*SUPPLIED RECORDS*.
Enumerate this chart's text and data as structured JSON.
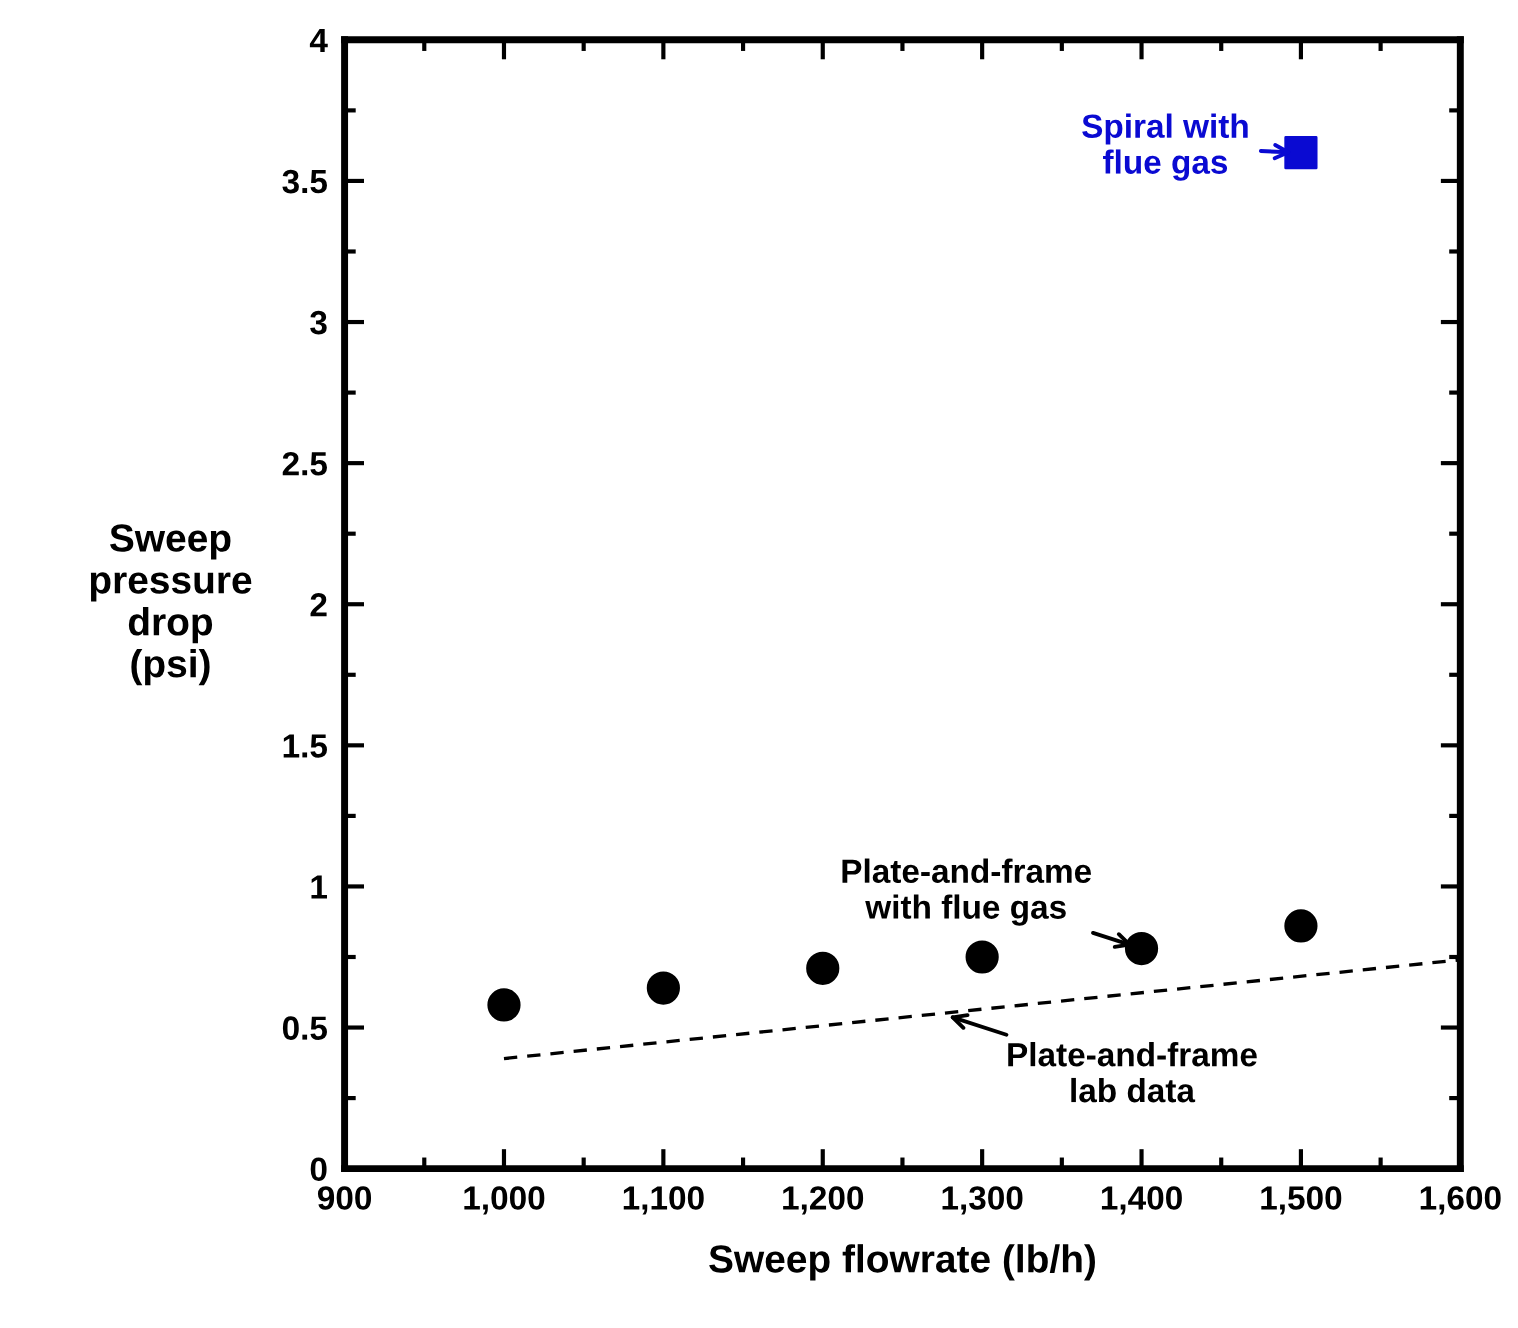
{
  "chart_data": {
    "type": "scatter",
    "xlabel": "Sweep flowrate (lb/h)",
    "ylabel": "Sweep\npressure\ndrop\n(psi)",
    "series": [
      {
        "color": "#000000",
        "marker": "circle",
        "x": [
          1000,
          1100,
          1200,
          1300,
          1400,
          1500
        ],
        "values": [
          0.58,
          0.64,
          0.71,
          0.75,
          0.78,
          0.86
        ]
      },
      {
        "type": "line",
        "color": "#000000",
        "line_style": "dashed",
        "marker": "none",
        "x": [
          1000,
          1600
        ],
        "values": [
          0.39,
          0.74
        ]
      },
      {
        "color": "#0a0ad2",
        "marker": "square",
        "x": [
          1500
        ],
        "values": [
          3.6
        ]
      }
    ],
    "annotations": [
      {
        "text": "Spiral with\nflue gas",
        "x": 1500,
        "y": 3.6
      },
      {
        "text": "Plate-and-frame\nwith flue gas",
        "x": 1400,
        "y": 0.78
      },
      {
        "text": "Plate-and-frame\nlab data",
        "x": 1274,
        "y": 0.55
      }
    ],
    "xlim": [
      900,
      1600
    ],
    "ylim": [
      0,
      4
    ],
    "xticks": [
      900,
      {
        "value": 1000,
        "label": "1,000"
      },
      {
        "value": 1100,
        "label": "1,100"
      },
      {
        "value": 1200,
        "label": "1,200"
      },
      {
        "value": 1300,
        "label": "1,300"
      },
      {
        "value": 1400,
        "label": "1,400"
      },
      {
        "value": 1500,
        "label": "1,500"
      },
      {
        "value": 1600,
        "label": "1,600"
      }
    ],
    "yticks": [
      0,
      0.5,
      1,
      1.5,
      2,
      2.5,
      3,
      3.5,
      4
    ],
    "grid": false,
    "legend": false
  }
}
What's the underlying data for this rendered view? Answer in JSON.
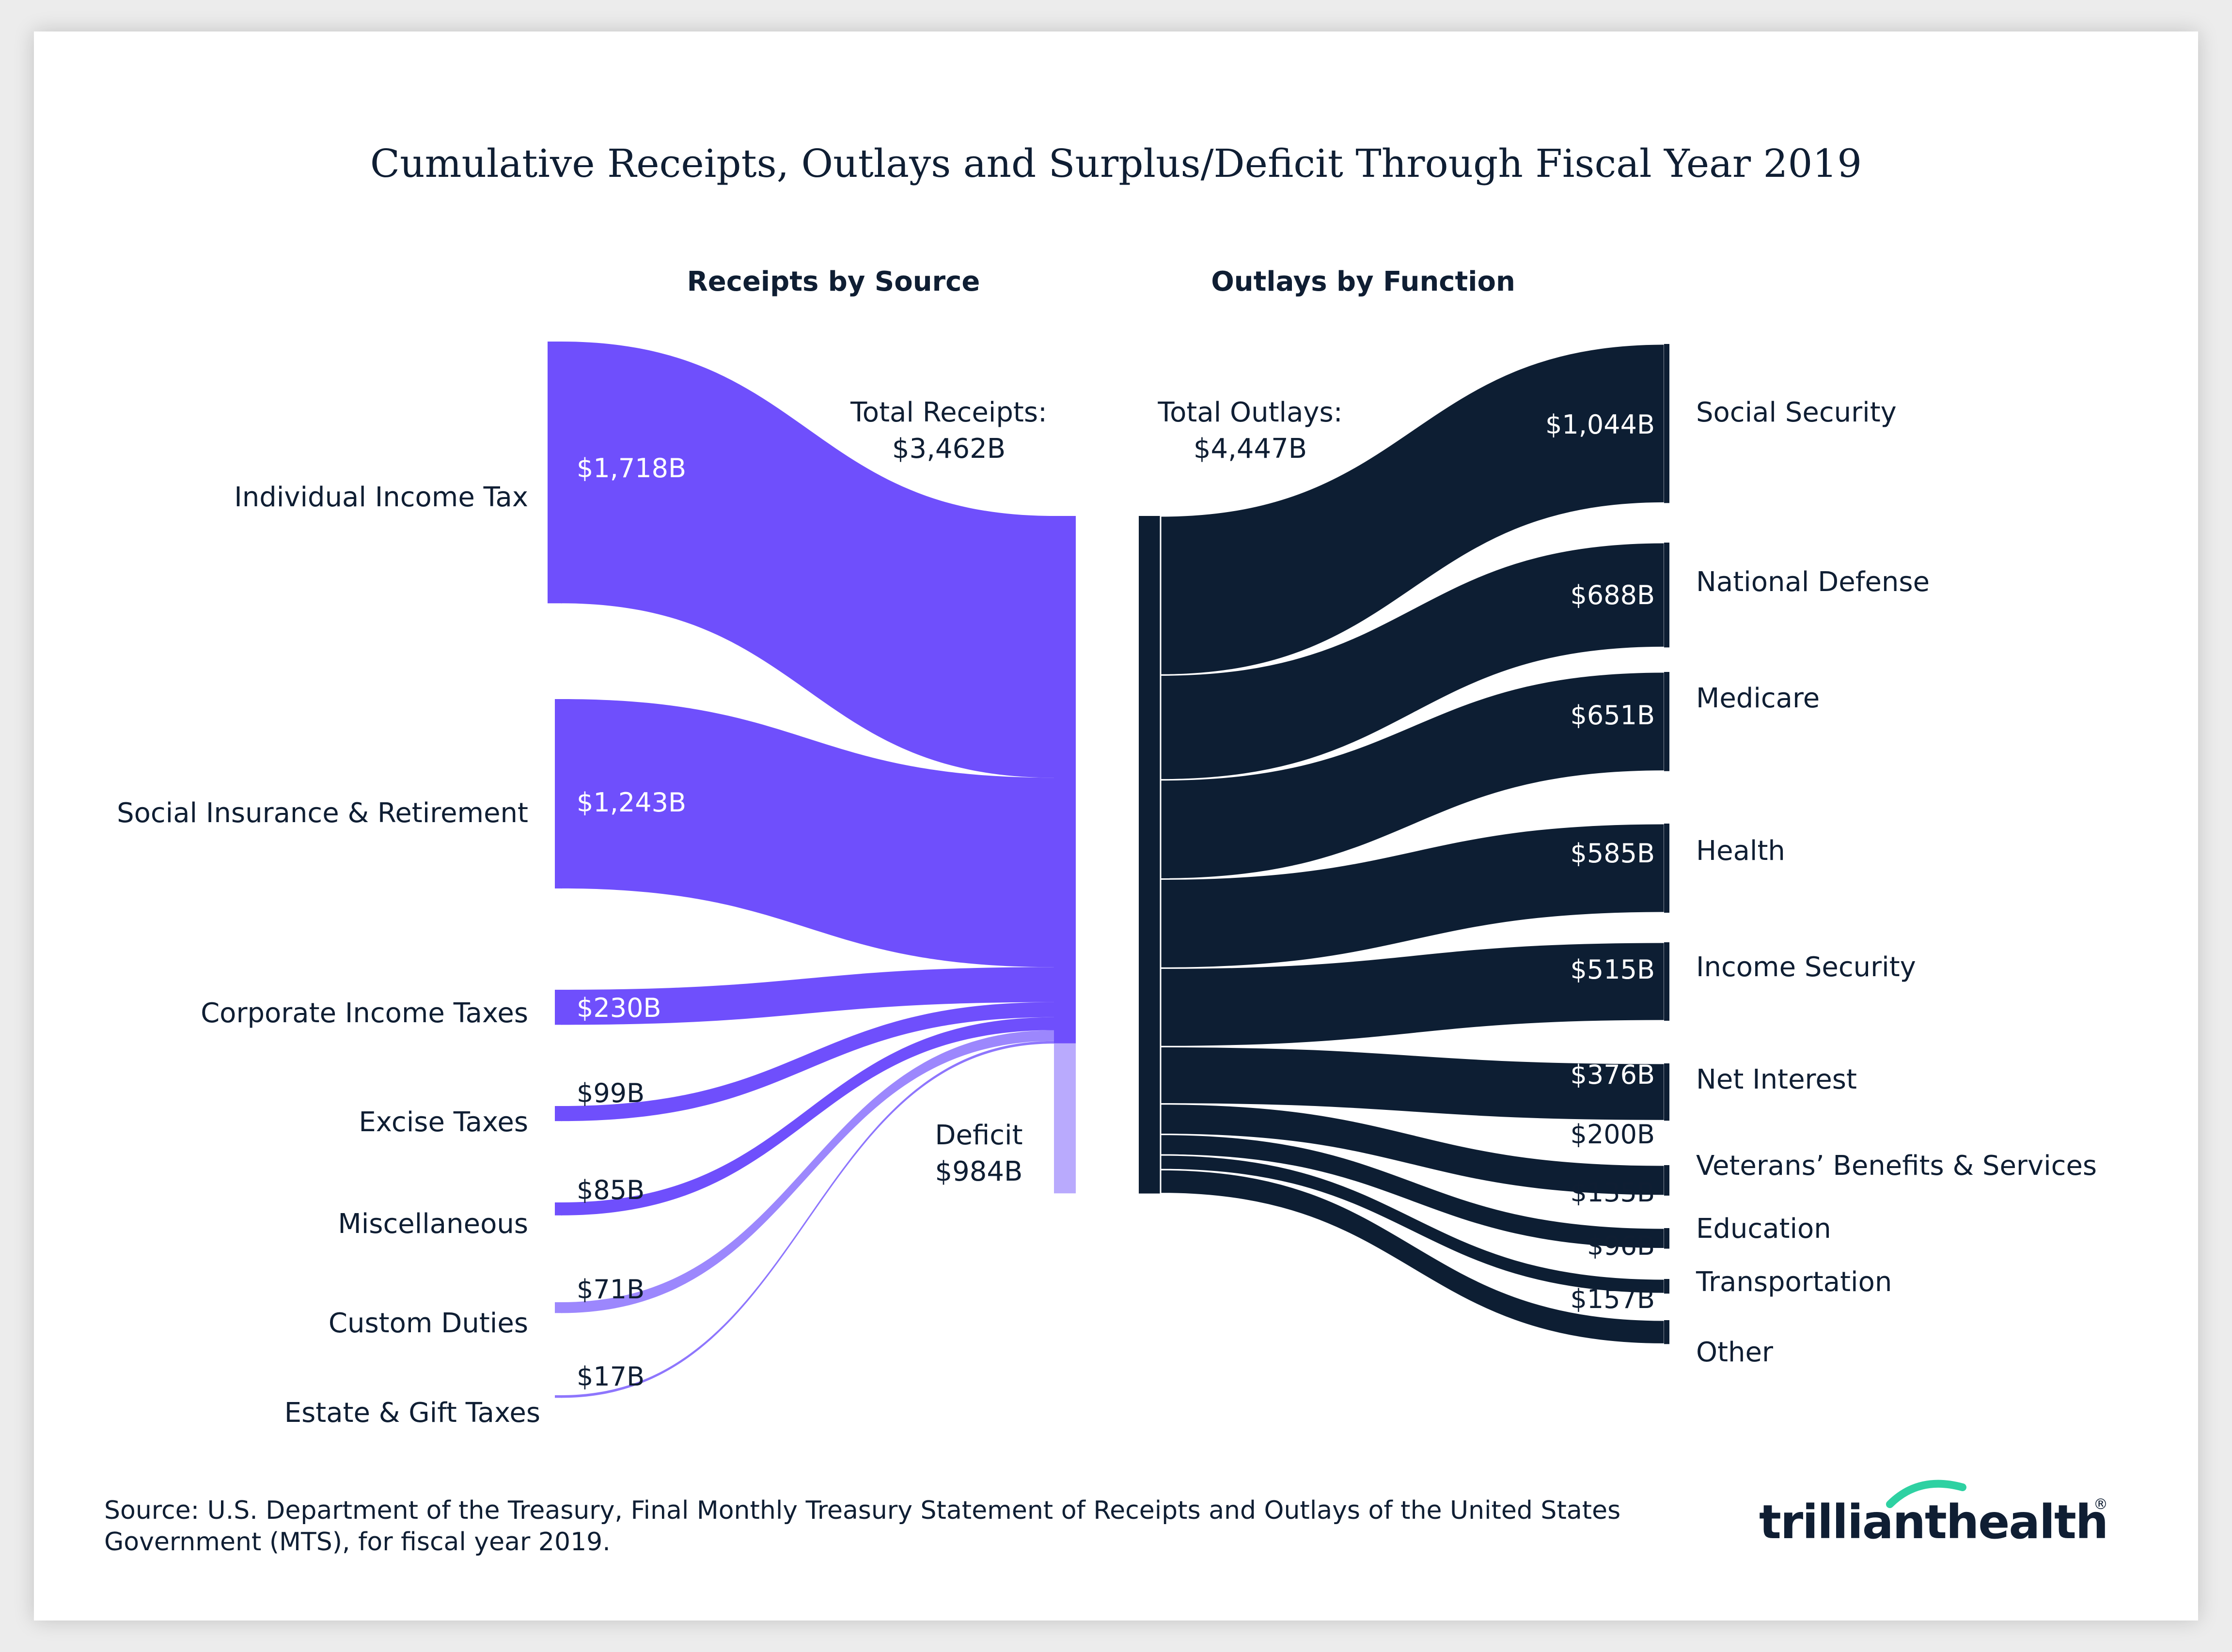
{
  "colors": {
    "receipts": "#6f4ffc",
    "deficit": "#b9aafd",
    "custom_duties": "#9c87fd",
    "estate_gift": "#8e76fd",
    "outlays": "#0d1e33",
    "logo_accent": "#2ed1a2"
  },
  "chart_data": {
    "type": "sankey",
    "title": "Cumulative Receipts, Outlays and Surplus/Deficit Through Fiscal Year 2019",
    "receipts": {
      "heading": "Receipts by Source",
      "total_label": "Total Receipts:",
      "total_value": "$3,462B",
      "total": 3462,
      "items": [
        {
          "name": "Individual Income Tax",
          "value": 1718,
          "label": "$1,718B"
        },
        {
          "name": "Social Insurance & Retirement",
          "value": 1243,
          "label": "$1,243B"
        },
        {
          "name": "Corporate Income Taxes",
          "value": 230,
          "label": "$230B"
        },
        {
          "name": "Excise Taxes",
          "value": 99,
          "label": "$99B"
        },
        {
          "name": "Miscellaneous",
          "value": 85,
          "label": "$85B"
        },
        {
          "name": "Custom Duties",
          "value": 71,
          "label": "$71B"
        },
        {
          "name": "Estate & Gift Taxes",
          "value": 17,
          "label": "$17B"
        }
      ]
    },
    "deficit": {
      "name": "Deficit",
      "value": 984,
      "label": "$984B"
    },
    "outlays": {
      "heading": "Outlays by Function",
      "total_label": "Total Outlays:",
      "total_value": "$4,447B",
      "total": 4447,
      "items": [
        {
          "name": "Social Security",
          "value": 1044,
          "label": "$1,044B"
        },
        {
          "name": "National Defense",
          "value": 688,
          "label": "$688B"
        },
        {
          "name": "Medicare",
          "value": 651,
          "label": "$651B"
        },
        {
          "name": "Health",
          "value": 585,
          "label": "$585B"
        },
        {
          "name": "Income Security",
          "value": 515,
          "label": "$515B"
        },
        {
          "name": "Net Interest",
          "value": 376,
          "label": "$376B"
        },
        {
          "name": "Veterans’ Benefits & Services",
          "value": 200,
          "label": "$200B"
        },
        {
          "name": "Education",
          "value": 135,
          "label": "$135B"
        },
        {
          "name": "Transportation",
          "value": 96,
          "label": "$96B"
        },
        {
          "name": "Other",
          "value": 157,
          "label": "$157B"
        }
      ]
    }
  },
  "source": {
    "line1": "Source: U.S. Department of the Treasury, Final Monthly Treasury Statement of Receipts and Outlays of the United States",
    "line2": "Government (MTS), for fiscal year 2019."
  },
  "logo": {
    "part1": "trilliant",
    "part2": "health",
    "mark": "®"
  }
}
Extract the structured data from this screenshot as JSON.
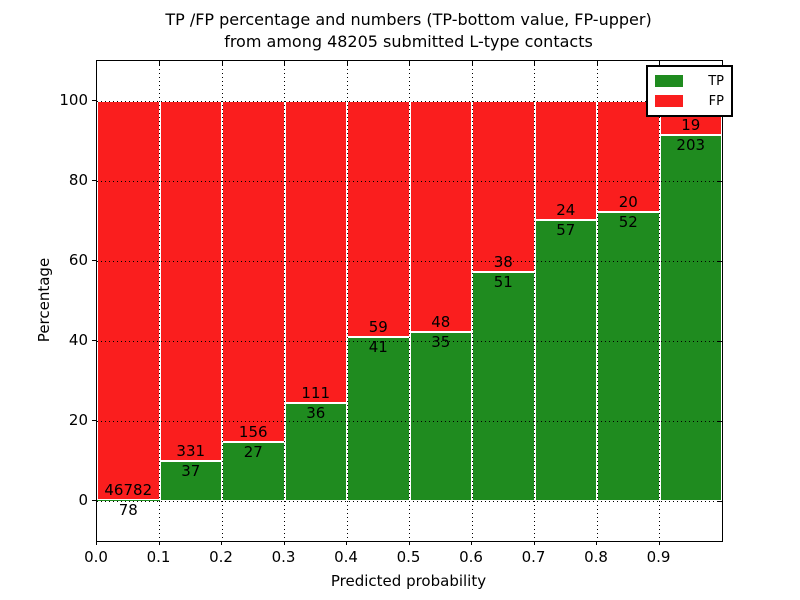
{
  "title": {
    "line1": "TP /FP percentage and numbers (TP-bottom value, FP-upper)",
    "line2": "from among 48205 submitted L-type contacts"
  },
  "axes": {
    "xlabel": "Predicted probability",
    "ylabel": "Percentage",
    "x_tick_labels": [
      "0.0",
      "0.1",
      "0.2",
      "0.3",
      "0.4",
      "0.5",
      "0.6",
      "0.7",
      "0.8",
      "0.9"
    ],
    "y_tick_labels": [
      "0",
      "20",
      "40",
      "60",
      "80",
      "100"
    ],
    "y_tick_values": [
      0,
      20,
      40,
      60,
      80,
      100
    ]
  },
  "legend": {
    "entries": [
      {
        "label": "TP",
        "color": "#1f8b1f"
      },
      {
        "label": "FP",
        "color": "#fa1e1e"
      }
    ]
  },
  "colors": {
    "tp": "#1f8b1f",
    "fp": "#fa1e1e",
    "grid": "#000000",
    "spine": "#000000"
  },
  "chart_data": {
    "type": "bar",
    "stacked": true,
    "title": "TP /FP percentage and numbers (TP-bottom value, FP-upper) from among 48205 submitted L-type contacts",
    "xlabel": "Predicted probability",
    "ylabel": "Percentage",
    "total_submitted": 48205,
    "bin_starts": [
      0.0,
      0.1,
      0.2,
      0.3,
      0.4,
      0.5,
      0.6,
      0.7,
      0.8,
      0.9
    ],
    "bin_width": 0.1,
    "xlim": [
      0.0,
      1.0
    ],
    "ylim": [
      -10,
      110
    ],
    "grid": true,
    "legend_position": "upper right",
    "series": [
      {
        "name": "TP",
        "color": "#1f8b1f",
        "counts": [
          78,
          37,
          27,
          36,
          41,
          35,
          51,
          57,
          52,
          203
        ]
      },
      {
        "name": "FP",
        "color": "#fa1e1e",
        "counts": [
          46782,
          331,
          156,
          111,
          59,
          48,
          38,
          24,
          20,
          19
        ]
      }
    ],
    "tp_percent_of_bin": [
      0.17,
      10.05,
      14.75,
      24.49,
      41.0,
      42.17,
      57.3,
      70.37,
      72.22,
      91.44
    ]
  }
}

*OBJECTIVE*. With the pictures left out, write out exactly the lines from the line containing "Extract the structured" through the final line.

*RESPONSE*.
Extract the structured data from this screenshot as JSON.
{
  "title": {
    "line1": "TP /FP percentage and numbers (TP-bottom value, FP-upper)",
    "line2": "from among 48205 submitted L-type contacts"
  },
  "axes": {
    "xlabel": "Predicted probability",
    "ylabel": "Percentage",
    "x_tick_labels": [
      "0.0",
      "0.1",
      "0.2",
      "0.3",
      "0.4",
      "0.5",
      "0.6",
      "0.7",
      "0.8",
      "0.9"
    ],
    "y_tick_labels": [
      "0",
      "20",
      "40",
      "60",
      "80",
      "100"
    ],
    "y_tick_values": [
      0,
      20,
      40,
      60,
      80,
      100
    ]
  },
  "legend": {
    "entries": [
      {
        "label": "TP",
        "color": "#1f8b1f"
      },
      {
        "label": "FP",
        "color": "#fa1e1e"
      }
    ]
  },
  "colors": {
    "tp": "#1f8b1f",
    "fp": "#fa1e1e",
    "grid": "#000000",
    "spine": "#000000"
  },
  "chart_data": {
    "type": "bar",
    "stacked": true,
    "title": "TP /FP percentage and numbers (TP-bottom value, FP-upper) from among 48205 submitted L-type contacts",
    "xlabel": "Predicted probability",
    "ylabel": "Percentage",
    "total_submitted": 48205,
    "bin_starts": [
      0.0,
      0.1,
      0.2,
      0.3,
      0.4,
      0.5,
      0.6,
      0.7,
      0.8,
      0.9
    ],
    "bin_width": 0.1,
    "xlim": [
      0.0,
      1.0
    ],
    "ylim": [
      -10,
      110
    ],
    "grid": true,
    "legend_position": "upper right",
    "series": [
      {
        "name": "TP",
        "color": "#1f8b1f",
        "counts": [
          78,
          37,
          27,
          36,
          41,
          35,
          51,
          57,
          52,
          203
        ]
      },
      {
        "name": "FP",
        "color": "#fa1e1e",
        "counts": [
          46782,
          331,
          156,
          111,
          59,
          48,
          38,
          24,
          20,
          19
        ]
      }
    ],
    "tp_percent_of_bin": [
      0.17,
      10.05,
      14.75,
      24.49,
      41.0,
      42.17,
      57.3,
      70.37,
      72.22,
      91.44
    ]
  }
}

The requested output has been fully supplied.